▶

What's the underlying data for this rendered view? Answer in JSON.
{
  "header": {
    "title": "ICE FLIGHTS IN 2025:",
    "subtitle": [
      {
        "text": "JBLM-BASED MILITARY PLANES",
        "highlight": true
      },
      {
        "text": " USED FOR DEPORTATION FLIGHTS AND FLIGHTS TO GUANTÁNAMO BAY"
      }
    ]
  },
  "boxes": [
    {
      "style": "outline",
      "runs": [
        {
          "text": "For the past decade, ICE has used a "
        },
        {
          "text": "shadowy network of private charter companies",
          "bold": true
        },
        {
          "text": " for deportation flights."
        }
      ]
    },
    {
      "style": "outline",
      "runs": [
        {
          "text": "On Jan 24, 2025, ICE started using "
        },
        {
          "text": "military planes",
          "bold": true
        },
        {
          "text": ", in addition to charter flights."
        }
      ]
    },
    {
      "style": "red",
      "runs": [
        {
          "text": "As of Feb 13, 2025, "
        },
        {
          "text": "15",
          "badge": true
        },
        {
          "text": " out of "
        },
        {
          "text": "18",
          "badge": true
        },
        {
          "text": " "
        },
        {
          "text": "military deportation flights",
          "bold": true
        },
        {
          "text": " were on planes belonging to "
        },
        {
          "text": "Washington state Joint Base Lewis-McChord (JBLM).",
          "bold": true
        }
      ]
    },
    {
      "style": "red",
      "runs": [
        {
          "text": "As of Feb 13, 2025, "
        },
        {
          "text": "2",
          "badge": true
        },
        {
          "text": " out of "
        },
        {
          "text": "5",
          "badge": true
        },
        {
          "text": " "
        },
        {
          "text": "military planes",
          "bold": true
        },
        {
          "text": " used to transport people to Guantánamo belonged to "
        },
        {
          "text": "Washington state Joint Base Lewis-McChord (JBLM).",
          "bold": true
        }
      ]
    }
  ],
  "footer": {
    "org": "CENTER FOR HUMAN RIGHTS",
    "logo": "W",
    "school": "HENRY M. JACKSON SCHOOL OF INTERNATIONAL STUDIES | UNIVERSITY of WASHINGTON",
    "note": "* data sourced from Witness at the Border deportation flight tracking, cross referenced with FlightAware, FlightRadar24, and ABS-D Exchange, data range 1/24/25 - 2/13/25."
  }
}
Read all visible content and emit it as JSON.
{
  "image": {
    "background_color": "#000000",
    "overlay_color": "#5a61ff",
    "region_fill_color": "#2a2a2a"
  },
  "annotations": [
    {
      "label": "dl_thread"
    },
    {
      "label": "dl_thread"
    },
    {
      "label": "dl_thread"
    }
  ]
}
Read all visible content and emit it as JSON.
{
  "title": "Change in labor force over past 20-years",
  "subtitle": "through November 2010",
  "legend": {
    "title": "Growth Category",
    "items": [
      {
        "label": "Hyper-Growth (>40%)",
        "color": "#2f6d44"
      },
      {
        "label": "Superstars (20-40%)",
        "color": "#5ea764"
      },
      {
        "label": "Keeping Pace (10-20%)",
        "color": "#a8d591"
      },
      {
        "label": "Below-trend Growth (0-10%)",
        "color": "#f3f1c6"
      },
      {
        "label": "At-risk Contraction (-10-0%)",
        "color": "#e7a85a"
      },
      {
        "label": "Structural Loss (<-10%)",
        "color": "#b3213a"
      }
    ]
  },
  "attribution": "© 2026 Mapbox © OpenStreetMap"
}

◀

Short task: Extract every line containing the string "past" from the data above.

Solution for this exercise:
          "text": "For the past decade, ICE has used a "
  "title": "Change in labor force over past 20-years",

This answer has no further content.